Stored dataset items:

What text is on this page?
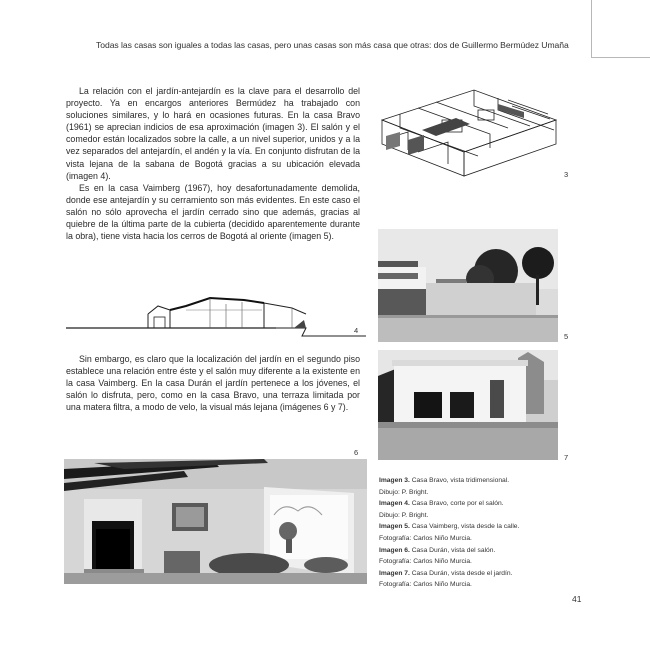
Todas las casas son iguales a todas las casas, pero unas casas son más casa que otras: dos de Guillermo Bermúdez Umaña

La relación con el jardín-antejardín es la clave para el desarrollo del proyecto. Ya en encargos anteriores Bermúdez ha trabajado con soluciones similares, y lo hará en ocasiones futuras. En la casa Bravo (1961) se aprecian indicios de esa aproximación (imagen 3). El salón y el comedor están localizados sobre la calle, a un nivel superior, unidos y a la vez separados del antejardín, el andén y la vía. En conjunto disfrutan de la vista lejana de la sabana de Bogotá gracias a su ubicación elevada (imagen 4).

Es en la casa Vaimberg (1967), hoy desafortunadamente demolida, donde ese antejardín y su cerramiento son más evidentes. En este caso el salón no sólo aprovecha el jardín cerrado sino que además, gracias al quiebre de la última parte de la cubierta (decidido aparentemente durante la obra), tiene vista hacia los cerros de Bogotá al oriente (imagen 5).

4

Sin embargo, es claro que la localización del jardín en el segundo piso establece una relación entre éste y el salón muy diferente a la existente en la casa Vaimberg. En la casa Durán el jardín pertenece a los jóvenes, el salón lo disfruta, pero, como en la casa Bravo, una terraza limitada por una matera filtra, a modo de velo, la visual más lejana (imágenes 6 y 7).

6
3
5
7
Imagen 3. Casa Bravo, vista tridimensional.
Dibujo: P. Bright.
Imagen 4. Casa Bravo, corte por el salón.
Dibujo: P. Bright.
Imagen 5. Casa Vaimberg, vista desde la calle.
Fotografía: Carlos Niño Murcia.
Imagen 6. Casa Durán, vista del salón.
Fotografía: Carlos Niño Murcia.
Imagen 7. Casa Durán, vista desde el jardín.
Fotografía: Carlos Niño Murcia.
41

ABOUT THIS TASK
Only a number is wanted here: the tally of lines in the entries that include the word "vista".

ANSWER SECTION
6